## Set task
Check every line below for the word "window" and give only the number of lines where it appears.

## Exercise input

_ _ _ _

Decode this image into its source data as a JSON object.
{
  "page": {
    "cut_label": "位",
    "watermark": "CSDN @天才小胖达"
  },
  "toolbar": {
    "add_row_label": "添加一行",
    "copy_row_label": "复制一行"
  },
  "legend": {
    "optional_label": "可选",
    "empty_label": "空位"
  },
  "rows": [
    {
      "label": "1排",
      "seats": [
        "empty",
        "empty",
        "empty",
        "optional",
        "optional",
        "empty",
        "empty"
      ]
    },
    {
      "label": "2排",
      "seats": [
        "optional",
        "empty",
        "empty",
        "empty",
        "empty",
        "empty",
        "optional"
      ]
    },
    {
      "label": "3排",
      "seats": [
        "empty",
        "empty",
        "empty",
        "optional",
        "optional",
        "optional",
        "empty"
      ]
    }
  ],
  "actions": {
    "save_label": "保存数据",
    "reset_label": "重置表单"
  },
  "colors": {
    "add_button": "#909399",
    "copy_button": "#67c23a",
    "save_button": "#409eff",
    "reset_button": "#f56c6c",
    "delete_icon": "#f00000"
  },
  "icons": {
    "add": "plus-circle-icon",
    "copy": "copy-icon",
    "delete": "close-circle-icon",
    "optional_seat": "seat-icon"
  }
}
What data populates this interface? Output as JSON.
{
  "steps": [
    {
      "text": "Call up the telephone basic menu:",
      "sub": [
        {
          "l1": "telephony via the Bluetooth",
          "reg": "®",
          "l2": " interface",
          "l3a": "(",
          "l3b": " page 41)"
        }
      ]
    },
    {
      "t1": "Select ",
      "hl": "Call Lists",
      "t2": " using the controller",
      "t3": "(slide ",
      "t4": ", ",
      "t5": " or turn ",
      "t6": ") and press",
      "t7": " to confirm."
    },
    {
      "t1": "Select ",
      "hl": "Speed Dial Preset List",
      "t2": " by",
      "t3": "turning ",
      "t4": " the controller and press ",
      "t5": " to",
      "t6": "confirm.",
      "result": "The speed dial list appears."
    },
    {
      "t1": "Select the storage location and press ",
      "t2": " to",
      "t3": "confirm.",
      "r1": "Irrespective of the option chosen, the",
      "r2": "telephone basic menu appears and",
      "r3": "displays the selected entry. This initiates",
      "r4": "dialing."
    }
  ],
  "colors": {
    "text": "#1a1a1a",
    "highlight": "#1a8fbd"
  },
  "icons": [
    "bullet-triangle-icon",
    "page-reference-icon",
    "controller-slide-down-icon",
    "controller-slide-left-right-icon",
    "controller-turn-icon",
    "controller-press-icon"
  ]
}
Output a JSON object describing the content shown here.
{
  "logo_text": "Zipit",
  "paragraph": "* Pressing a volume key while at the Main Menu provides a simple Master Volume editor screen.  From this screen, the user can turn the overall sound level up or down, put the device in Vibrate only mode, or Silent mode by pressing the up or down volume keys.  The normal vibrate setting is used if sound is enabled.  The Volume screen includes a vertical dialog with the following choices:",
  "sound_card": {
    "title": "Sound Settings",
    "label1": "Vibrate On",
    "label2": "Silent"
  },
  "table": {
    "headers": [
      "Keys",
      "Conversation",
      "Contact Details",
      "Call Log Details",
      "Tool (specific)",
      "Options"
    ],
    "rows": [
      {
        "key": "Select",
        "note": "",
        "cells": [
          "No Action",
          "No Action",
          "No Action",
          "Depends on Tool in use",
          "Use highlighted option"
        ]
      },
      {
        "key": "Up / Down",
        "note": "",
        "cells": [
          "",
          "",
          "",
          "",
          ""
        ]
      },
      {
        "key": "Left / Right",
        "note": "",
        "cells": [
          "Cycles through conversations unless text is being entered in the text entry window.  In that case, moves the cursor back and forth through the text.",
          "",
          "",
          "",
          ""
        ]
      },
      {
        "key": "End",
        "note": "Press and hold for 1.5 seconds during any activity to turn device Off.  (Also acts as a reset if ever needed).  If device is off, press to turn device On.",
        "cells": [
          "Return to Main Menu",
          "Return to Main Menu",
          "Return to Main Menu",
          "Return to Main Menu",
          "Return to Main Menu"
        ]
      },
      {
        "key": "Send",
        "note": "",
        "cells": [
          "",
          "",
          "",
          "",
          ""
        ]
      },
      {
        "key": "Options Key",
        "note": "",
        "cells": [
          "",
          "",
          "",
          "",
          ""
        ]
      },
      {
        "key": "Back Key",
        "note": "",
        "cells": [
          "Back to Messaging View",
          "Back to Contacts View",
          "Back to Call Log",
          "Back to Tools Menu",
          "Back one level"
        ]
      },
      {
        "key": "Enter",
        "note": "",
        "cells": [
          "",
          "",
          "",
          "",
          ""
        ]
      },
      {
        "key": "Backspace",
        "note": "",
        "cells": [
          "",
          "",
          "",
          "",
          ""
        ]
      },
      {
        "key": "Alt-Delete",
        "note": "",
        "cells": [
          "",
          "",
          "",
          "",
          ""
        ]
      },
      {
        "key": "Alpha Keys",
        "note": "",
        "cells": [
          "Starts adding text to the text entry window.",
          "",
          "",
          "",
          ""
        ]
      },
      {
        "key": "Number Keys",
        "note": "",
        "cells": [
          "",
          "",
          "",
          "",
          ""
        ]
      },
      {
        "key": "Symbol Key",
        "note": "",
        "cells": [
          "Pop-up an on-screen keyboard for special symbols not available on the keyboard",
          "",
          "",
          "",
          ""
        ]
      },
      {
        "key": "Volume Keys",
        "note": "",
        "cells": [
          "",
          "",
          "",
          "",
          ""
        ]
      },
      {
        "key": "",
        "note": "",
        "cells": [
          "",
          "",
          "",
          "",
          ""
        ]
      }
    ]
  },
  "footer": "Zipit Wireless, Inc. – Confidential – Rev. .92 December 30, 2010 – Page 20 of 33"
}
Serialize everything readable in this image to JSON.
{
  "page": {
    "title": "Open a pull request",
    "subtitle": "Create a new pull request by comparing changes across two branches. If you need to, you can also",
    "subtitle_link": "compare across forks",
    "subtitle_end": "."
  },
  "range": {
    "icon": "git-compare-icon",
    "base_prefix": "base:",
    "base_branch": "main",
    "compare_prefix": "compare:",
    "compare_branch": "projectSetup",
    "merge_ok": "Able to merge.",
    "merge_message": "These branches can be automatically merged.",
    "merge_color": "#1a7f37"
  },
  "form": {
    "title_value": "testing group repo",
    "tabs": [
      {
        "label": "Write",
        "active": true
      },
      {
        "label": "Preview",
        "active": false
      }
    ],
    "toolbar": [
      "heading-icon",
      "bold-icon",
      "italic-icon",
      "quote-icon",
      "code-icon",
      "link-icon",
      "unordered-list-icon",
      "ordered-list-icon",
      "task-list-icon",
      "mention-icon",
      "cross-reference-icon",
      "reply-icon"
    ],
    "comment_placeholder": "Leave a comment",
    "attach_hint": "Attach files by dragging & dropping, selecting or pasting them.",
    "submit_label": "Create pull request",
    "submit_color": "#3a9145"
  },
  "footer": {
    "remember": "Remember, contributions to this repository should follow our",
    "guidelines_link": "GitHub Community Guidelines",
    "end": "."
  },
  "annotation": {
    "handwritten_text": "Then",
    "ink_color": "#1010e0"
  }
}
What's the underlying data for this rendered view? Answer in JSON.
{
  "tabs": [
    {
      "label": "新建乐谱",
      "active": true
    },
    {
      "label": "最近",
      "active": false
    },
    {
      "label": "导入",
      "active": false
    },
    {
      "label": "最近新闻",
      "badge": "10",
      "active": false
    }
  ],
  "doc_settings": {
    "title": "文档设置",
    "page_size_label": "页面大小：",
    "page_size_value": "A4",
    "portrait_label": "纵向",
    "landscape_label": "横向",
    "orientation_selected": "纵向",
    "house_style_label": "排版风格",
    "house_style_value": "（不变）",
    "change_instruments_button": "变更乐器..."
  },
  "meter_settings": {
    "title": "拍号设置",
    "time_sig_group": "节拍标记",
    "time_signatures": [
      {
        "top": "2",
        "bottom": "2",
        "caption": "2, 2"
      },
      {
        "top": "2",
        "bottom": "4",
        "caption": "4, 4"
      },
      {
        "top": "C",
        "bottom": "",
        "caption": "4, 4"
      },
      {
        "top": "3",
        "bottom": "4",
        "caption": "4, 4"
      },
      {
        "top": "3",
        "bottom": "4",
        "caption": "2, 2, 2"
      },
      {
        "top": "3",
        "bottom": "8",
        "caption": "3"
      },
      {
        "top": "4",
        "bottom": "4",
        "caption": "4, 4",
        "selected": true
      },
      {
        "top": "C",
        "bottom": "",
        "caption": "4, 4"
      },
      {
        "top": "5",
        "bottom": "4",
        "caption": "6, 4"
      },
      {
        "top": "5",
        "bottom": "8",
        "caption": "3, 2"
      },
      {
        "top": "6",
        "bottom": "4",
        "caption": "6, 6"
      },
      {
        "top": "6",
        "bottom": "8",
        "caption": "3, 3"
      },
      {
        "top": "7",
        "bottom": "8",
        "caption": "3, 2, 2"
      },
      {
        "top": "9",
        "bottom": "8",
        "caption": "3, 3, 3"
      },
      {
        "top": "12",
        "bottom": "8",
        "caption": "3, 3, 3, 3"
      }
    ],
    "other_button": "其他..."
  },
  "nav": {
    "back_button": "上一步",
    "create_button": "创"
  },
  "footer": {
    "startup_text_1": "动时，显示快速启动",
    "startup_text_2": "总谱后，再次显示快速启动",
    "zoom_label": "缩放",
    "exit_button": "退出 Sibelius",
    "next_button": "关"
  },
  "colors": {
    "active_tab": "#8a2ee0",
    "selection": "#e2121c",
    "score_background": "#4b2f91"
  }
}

_ _ _ _

## Worked answer
2